Task to complete
Echo the following data back verbatim, line for line.

Record set
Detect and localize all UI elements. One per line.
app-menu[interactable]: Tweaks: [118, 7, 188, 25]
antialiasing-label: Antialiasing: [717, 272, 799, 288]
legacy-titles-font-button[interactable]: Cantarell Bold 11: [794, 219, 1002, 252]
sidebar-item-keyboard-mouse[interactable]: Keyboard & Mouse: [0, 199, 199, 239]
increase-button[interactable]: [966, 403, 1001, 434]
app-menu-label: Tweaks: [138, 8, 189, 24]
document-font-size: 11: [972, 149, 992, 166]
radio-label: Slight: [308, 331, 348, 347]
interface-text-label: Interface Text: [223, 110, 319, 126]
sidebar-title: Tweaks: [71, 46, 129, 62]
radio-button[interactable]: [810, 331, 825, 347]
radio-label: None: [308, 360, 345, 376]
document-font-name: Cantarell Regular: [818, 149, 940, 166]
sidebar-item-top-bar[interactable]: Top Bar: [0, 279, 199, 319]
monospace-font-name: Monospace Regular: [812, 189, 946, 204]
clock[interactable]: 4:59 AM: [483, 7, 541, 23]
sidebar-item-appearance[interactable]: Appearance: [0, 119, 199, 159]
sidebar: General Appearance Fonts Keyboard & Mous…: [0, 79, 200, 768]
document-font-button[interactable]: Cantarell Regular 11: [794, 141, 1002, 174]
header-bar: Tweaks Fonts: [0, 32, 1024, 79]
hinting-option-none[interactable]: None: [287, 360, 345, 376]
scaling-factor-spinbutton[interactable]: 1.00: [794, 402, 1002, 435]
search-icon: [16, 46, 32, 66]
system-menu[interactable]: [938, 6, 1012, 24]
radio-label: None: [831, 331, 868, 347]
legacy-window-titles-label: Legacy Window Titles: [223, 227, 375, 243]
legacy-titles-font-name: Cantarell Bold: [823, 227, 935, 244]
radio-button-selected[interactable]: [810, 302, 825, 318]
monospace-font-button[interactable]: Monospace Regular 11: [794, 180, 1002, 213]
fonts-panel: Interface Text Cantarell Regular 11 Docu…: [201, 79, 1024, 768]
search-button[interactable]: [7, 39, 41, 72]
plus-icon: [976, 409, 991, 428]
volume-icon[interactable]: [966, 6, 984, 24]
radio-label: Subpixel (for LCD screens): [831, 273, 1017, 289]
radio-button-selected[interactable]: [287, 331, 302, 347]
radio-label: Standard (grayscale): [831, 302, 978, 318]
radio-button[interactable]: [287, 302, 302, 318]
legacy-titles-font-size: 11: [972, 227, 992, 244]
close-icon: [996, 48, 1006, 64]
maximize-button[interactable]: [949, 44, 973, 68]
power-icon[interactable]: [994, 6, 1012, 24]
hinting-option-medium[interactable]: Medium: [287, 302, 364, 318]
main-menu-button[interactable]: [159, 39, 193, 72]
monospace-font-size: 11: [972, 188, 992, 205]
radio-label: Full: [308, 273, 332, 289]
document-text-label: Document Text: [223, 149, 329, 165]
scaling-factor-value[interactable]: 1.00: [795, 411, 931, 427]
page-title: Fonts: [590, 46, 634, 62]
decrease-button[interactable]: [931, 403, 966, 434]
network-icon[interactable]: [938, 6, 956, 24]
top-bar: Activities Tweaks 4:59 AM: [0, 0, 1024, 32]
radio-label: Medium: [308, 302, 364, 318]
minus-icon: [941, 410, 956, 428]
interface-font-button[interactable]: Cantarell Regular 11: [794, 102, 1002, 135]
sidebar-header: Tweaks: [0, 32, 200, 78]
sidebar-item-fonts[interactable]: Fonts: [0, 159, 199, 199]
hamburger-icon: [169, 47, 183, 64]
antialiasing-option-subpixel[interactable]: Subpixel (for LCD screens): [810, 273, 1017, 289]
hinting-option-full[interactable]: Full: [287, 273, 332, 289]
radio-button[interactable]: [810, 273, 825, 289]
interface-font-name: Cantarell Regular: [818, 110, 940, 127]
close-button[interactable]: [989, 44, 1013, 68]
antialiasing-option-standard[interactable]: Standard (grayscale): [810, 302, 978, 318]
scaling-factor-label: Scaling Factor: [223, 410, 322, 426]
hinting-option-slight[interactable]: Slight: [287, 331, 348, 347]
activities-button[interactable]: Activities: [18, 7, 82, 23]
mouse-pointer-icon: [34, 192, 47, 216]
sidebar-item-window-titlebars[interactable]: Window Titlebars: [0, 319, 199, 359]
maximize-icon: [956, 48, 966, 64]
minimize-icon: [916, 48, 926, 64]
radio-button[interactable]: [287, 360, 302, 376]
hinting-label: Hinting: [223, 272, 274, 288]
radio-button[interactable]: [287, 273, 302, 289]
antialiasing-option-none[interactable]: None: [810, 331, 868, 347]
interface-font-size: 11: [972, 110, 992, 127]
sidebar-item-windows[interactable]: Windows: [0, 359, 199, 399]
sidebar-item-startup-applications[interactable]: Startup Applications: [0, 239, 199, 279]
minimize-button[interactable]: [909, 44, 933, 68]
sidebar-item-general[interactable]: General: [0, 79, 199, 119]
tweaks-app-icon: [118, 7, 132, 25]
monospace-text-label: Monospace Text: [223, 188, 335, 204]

Response to the task
Detect and localize all UI elements. One per line.
app-menu[interactable]: Tweaks: [118, 7, 188, 25]
antialiasing-label: Antialiasing: [717, 272, 799, 288]
legacy-titles-font-button[interactable]: Cantarell Bold 11: [794, 219, 1002, 252]
sidebar-item-keyboard-mouse[interactable]: Keyboard & Mouse: [0, 199, 199, 239]
increase-button[interactable]: [966, 403, 1001, 434]
app-menu-label: Tweaks: [138, 8, 189, 24]
document-font-size: 11: [972, 149, 992, 166]
radio-label: Slight: [308, 331, 348, 347]
interface-text-label: Interface Text: [223, 110, 319, 126]
sidebar-title: Tweaks: [71, 46, 129, 62]
radio-button[interactable]: [810, 331, 825, 347]
radio-label: None: [308, 360, 345, 376]
document-font-name: Cantarell Regular: [818, 149, 940, 166]
sidebar-item-top-bar[interactable]: Top Bar: [0, 279, 199, 319]
monospace-font-name: Monospace Regular: [812, 189, 946, 204]
clock[interactable]: 4:59 AM: [483, 7, 541, 23]
sidebar-item-appearance[interactable]: Appearance: [0, 119, 199, 159]
sidebar: General Appearance Fonts Keyboard & Mous…: [0, 79, 200, 768]
document-font-button[interactable]: Cantarell Regular 11: [794, 141, 1002, 174]
header-bar: Tweaks Fonts: [0, 32, 1024, 79]
hinting-option-none[interactable]: None: [287, 360, 345, 376]
scaling-factor-spinbutton[interactable]: 1.00: [794, 402, 1002, 435]
search-icon: [16, 46, 32, 66]
system-menu[interactable]: [938, 6, 1012, 24]
radio-label: None: [831, 331, 868, 347]
legacy-window-titles-label: Legacy Window Titles: [223, 227, 375, 243]
legacy-titles-font-name: Cantarell Bold: [823, 227, 935, 244]
radio-button-selected[interactable]: [810, 302, 825, 318]
monospace-font-button[interactable]: Monospace Regular 11: [794, 180, 1002, 213]
fonts-panel: Interface Text Cantarell Regular 11 Docu…: [201, 79, 1024, 768]
search-button[interactable]: [7, 39, 41, 72]
plus-icon: [976, 409, 991, 428]
volume-icon[interactable]: [966, 6, 984, 24]
radio-label: Subpixel (for LCD screens): [831, 273, 1017, 289]
radio-button-selected[interactable]: [287, 331, 302, 347]
radio-label: Standard (grayscale): [831, 302, 978, 318]
radio-button[interactable]: [287, 302, 302, 318]
legacy-titles-font-size: 11: [972, 227, 992, 244]
close-icon: [996, 48, 1006, 64]
maximize-button[interactable]: [949, 44, 973, 68]
power-icon[interactable]: [994, 6, 1012, 24]
hinting-option-medium[interactable]: Medium: [287, 302, 364, 318]
main-menu-button[interactable]: [159, 39, 193, 72]
monospace-font-size: 11: [972, 188, 992, 205]
radio-label: Full: [308, 273, 332, 289]
document-text-label: Document Text: [223, 149, 329, 165]
scaling-factor-value[interactable]: 1.00: [795, 411, 931, 427]
page-title: Fonts: [590, 46, 634, 62]
decrease-button[interactable]: [931, 403, 966, 434]
network-icon[interactable]: [938, 6, 956, 24]
top-bar: Activities Tweaks 4:59 AM: [0, 0, 1024, 32]
radio-label: Medium: [308, 302, 364, 318]
minus-icon: [941, 410, 956, 428]
interface-font-button[interactable]: Cantarell Regular 11: [794, 102, 1002, 135]
sidebar-header: Tweaks: [0, 32, 200, 78]
sidebar-item-fonts[interactable]: Fonts: [0, 159, 199, 199]
hamburger-icon: [169, 47, 183, 64]
antialiasing-option-subpixel[interactable]: Subpixel (for LCD screens): [810, 273, 1017, 289]
hinting-option-full[interactable]: Full: [287, 273, 332, 289]
radio-button[interactable]: [810, 273, 825, 289]
interface-font-name: Cantarell Regular: [818, 110, 940, 127]
close-button[interactable]: [989, 44, 1013, 68]
antialiasing-option-standard[interactable]: Standard (grayscale): [810, 302, 978, 318]
scaling-factor-label: Scaling Factor: [223, 410, 322, 426]
hinting-option-slight[interactable]: Slight: [287, 331, 348, 347]
activities-button[interactable]: Activities: [18, 7, 82, 23]
mouse-pointer-icon: [34, 192, 47, 216]
sidebar-item-window-titlebars[interactable]: Window Titlebars: [0, 319, 199, 359]
maximize-icon: [956, 48, 966, 64]
minimize-icon: [916, 48, 926, 64]
radio-button[interactable]: [287, 360, 302, 376]
hinting-label: Hinting: [223, 272, 274, 288]
radio-button[interactable]: [287, 273, 302, 289]
antialiasing-option-none[interactable]: None: [810, 331, 868, 347]
interface-font-size: 11: [972, 110, 992, 127]
sidebar-item-windows[interactable]: Windows: [0, 359, 199, 399]
sidebar-item-startup-applications[interactable]: Startup Applications: [0, 239, 199, 279]
minimize-button[interactable]: [909, 44, 933, 68]
sidebar-item-general[interactable]: General: [0, 79, 199, 119]
tweaks-app-icon: [118, 7, 132, 25]
monospace-text-label: Monospace Text: [223, 188, 335, 204]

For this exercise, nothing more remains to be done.